Exercise aim: What number of lines hold the word "here"? State that number and nothing besides.

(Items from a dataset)
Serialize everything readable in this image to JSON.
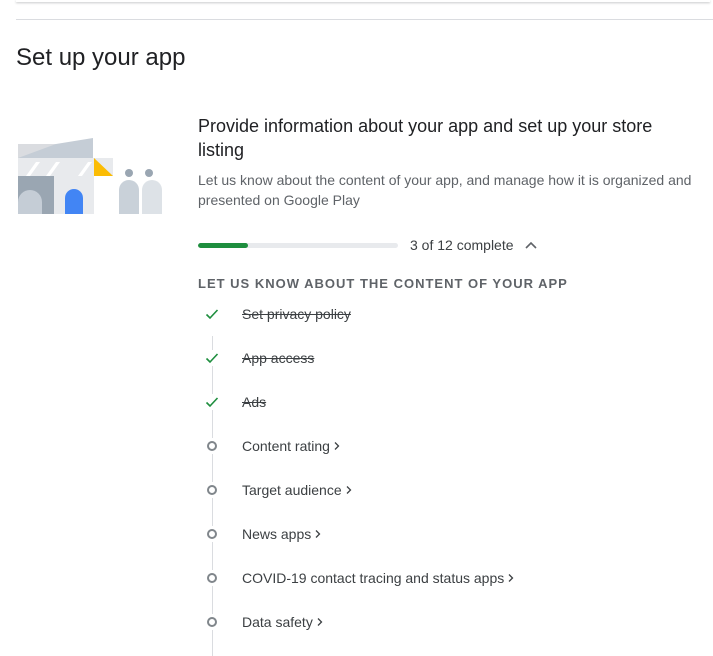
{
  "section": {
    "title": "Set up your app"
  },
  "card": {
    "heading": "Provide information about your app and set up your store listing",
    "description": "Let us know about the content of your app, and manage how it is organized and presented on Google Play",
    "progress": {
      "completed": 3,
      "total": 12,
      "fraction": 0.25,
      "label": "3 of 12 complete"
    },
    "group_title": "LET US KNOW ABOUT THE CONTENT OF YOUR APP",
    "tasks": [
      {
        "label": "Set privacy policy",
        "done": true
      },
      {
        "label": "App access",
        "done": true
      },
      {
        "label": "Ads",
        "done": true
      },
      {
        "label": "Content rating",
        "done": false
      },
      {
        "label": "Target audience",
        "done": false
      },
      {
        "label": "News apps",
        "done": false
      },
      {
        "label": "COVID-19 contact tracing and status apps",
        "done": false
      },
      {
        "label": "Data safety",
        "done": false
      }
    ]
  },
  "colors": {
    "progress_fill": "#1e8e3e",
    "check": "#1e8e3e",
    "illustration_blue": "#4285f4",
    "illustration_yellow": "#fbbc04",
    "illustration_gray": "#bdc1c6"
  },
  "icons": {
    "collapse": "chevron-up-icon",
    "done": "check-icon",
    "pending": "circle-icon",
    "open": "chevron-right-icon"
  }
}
==
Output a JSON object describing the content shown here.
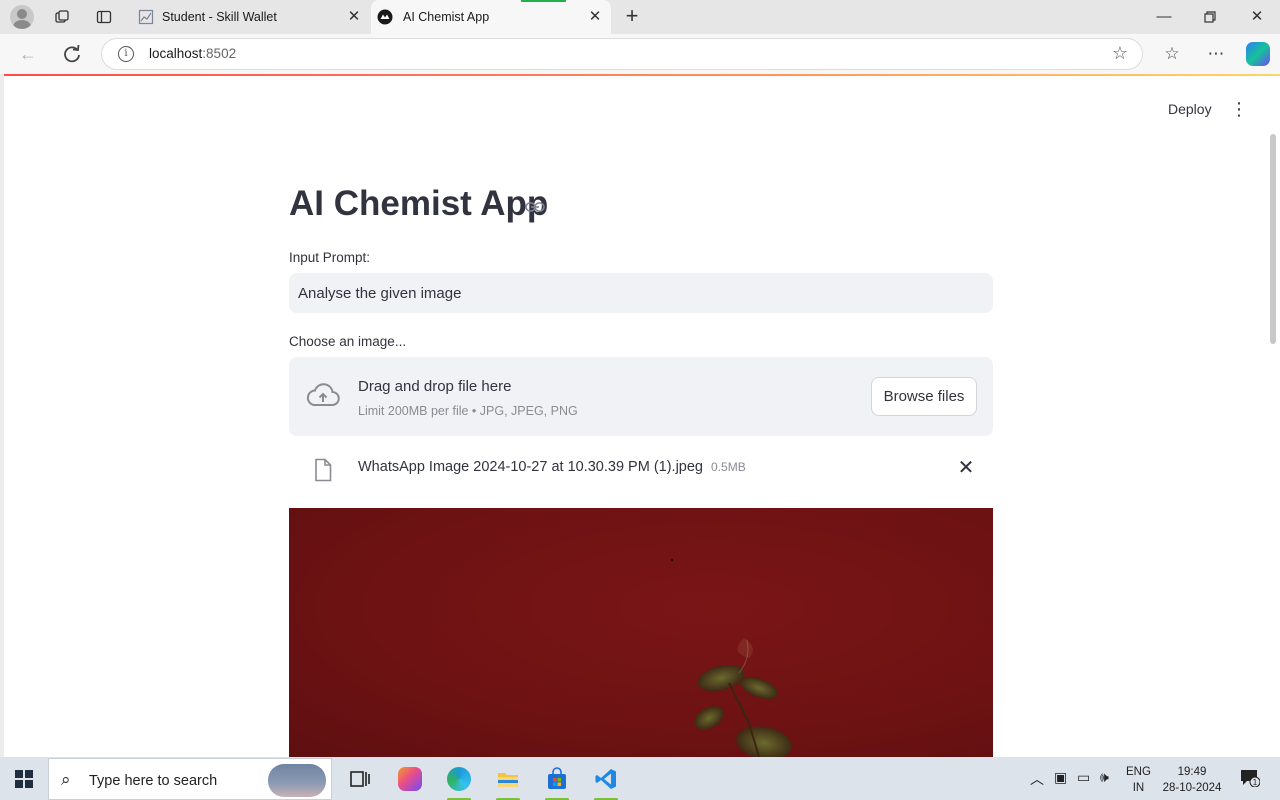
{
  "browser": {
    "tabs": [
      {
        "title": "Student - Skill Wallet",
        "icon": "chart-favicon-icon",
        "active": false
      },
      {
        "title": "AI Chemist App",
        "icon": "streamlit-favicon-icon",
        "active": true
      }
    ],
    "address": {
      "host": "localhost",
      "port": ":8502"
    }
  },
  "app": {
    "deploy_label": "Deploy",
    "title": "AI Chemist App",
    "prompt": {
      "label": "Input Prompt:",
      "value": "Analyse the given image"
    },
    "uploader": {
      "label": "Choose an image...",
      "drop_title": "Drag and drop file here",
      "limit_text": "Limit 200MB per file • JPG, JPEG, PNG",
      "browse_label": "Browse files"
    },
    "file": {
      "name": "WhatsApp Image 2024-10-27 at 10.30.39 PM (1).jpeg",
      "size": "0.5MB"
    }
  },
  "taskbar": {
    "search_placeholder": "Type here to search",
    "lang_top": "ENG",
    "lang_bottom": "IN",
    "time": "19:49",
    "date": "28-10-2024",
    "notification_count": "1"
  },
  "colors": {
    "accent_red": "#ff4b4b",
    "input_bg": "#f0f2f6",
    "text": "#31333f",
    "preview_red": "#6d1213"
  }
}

Reply to the task: 3